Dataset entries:
::::::
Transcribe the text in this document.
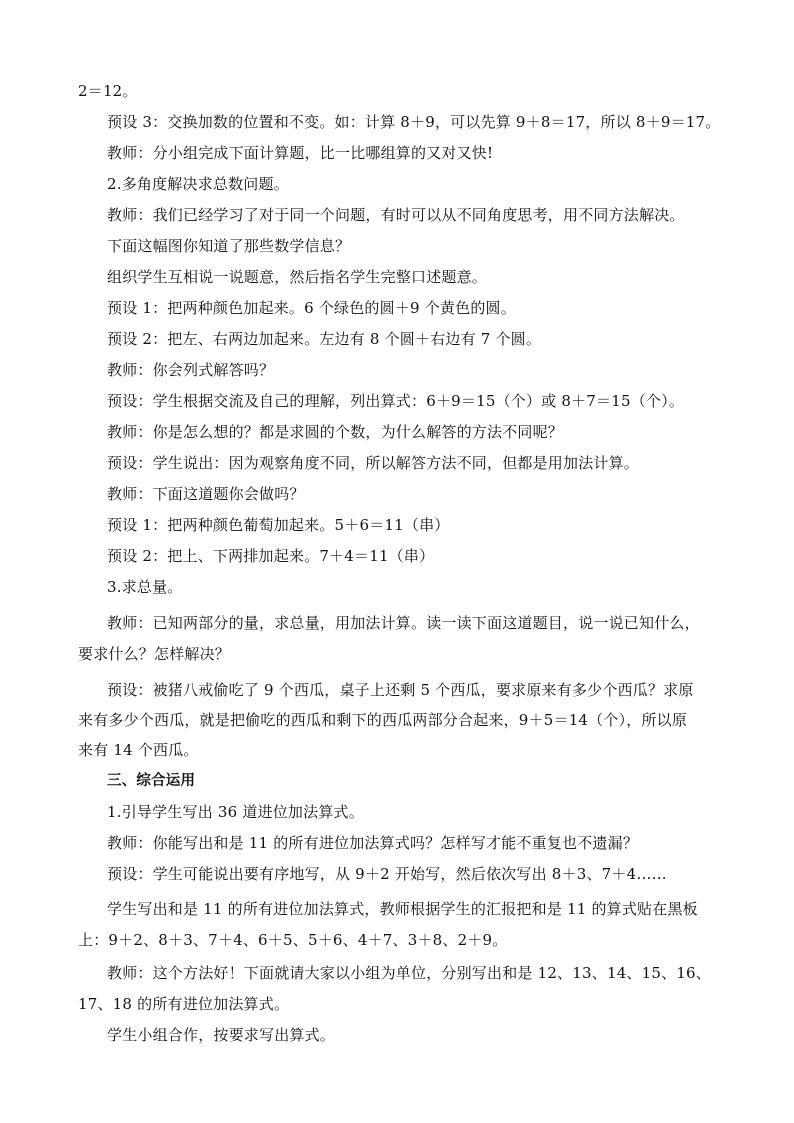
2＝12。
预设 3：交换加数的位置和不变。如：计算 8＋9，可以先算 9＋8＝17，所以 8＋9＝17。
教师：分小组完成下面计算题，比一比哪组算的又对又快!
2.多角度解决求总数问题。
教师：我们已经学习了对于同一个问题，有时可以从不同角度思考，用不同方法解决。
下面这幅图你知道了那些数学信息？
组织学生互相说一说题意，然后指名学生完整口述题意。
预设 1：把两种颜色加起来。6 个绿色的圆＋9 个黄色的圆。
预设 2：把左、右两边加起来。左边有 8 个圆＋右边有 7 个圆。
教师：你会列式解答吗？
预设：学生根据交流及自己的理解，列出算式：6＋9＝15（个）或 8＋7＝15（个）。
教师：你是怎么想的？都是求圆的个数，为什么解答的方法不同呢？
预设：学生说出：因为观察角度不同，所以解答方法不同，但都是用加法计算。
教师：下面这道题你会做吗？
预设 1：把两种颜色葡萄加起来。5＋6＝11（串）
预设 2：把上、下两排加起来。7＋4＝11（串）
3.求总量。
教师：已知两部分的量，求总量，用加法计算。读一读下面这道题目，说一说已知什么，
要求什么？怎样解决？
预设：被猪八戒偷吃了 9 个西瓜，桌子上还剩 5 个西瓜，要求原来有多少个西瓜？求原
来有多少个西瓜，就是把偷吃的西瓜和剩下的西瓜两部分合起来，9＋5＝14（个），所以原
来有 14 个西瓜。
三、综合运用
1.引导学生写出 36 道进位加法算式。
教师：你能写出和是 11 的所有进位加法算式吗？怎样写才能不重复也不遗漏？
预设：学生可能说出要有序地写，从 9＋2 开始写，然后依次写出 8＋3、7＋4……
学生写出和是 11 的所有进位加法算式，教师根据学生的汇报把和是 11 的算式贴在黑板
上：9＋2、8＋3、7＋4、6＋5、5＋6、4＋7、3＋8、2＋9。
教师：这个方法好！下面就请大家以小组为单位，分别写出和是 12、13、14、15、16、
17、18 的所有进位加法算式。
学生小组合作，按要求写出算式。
::::::
-- REQUIRED WORK --
The records above need to be given again exactly. Omit the pictures.

-- SOLUTION TO THIS EXERCISE --
Transcribe the text in this document.
2＝12。
预设 3：交换加数的位置和不变。如：计算 8＋9，可以先算 9＋8＝17，所以 8＋9＝17。
教师：分小组完成下面计算题，比一比哪组算的又对又快!
2.多角度解决求总数问题。
教师：我们已经学习了对于同一个问题，有时可以从不同角度思考，用不同方法解决。
下面这幅图你知道了那些数学信息？
组织学生互相说一说题意，然后指名学生完整口述题意。
预设 1：把两种颜色加起来。6 个绿色的圆＋9 个黄色的圆。
预设 2：把左、右两边加起来。左边有 8 个圆＋右边有 7 个圆。
教师：你会列式解答吗？
预设：学生根据交流及自己的理解，列出算式：6＋9＝15（个）或 8＋7＝15（个）。
教师：你是怎么想的？都是求圆的个数，为什么解答的方法不同呢？
预设：学生说出：因为观察角度不同，所以解答方法不同，但都是用加法计算。
教师：下面这道题你会做吗？
预设 1：把两种颜色葡萄加起来。5＋6＝11（串）
预设 2：把上、下两排加起来。7＋4＝11（串）
3.求总量。
教师：已知两部分的量，求总量，用加法计算。读一读下面这道题目，说一说已知什么，
要求什么？怎样解决？
预设：被猪八戒偷吃了 9 个西瓜，桌子上还剩 5 个西瓜，要求原来有多少个西瓜？求原
来有多少个西瓜，就是把偷吃的西瓜和剩下的西瓜两部分合起来，9＋5＝14（个），所以原
来有 14 个西瓜。
三、综合运用
1.引导学生写出 36 道进位加法算式。
教师：你能写出和是 11 的所有进位加法算式吗？怎样写才能不重复也不遗漏？
预设：学生可能说出要有序地写，从 9＋2 开始写，然后依次写出 8＋3、7＋4……
学生写出和是 11 的所有进位加法算式，教师根据学生的汇报把和是 11 的算式贴在黑板
上：9＋2、8＋3、7＋4、6＋5、5＋6、4＋7、3＋8、2＋9。
教师：这个方法好！下面就请大家以小组为单位，分别写出和是 12、13、14、15、16、
17、18 的所有进位加法算式。
学生小组合作，按要求写出算式。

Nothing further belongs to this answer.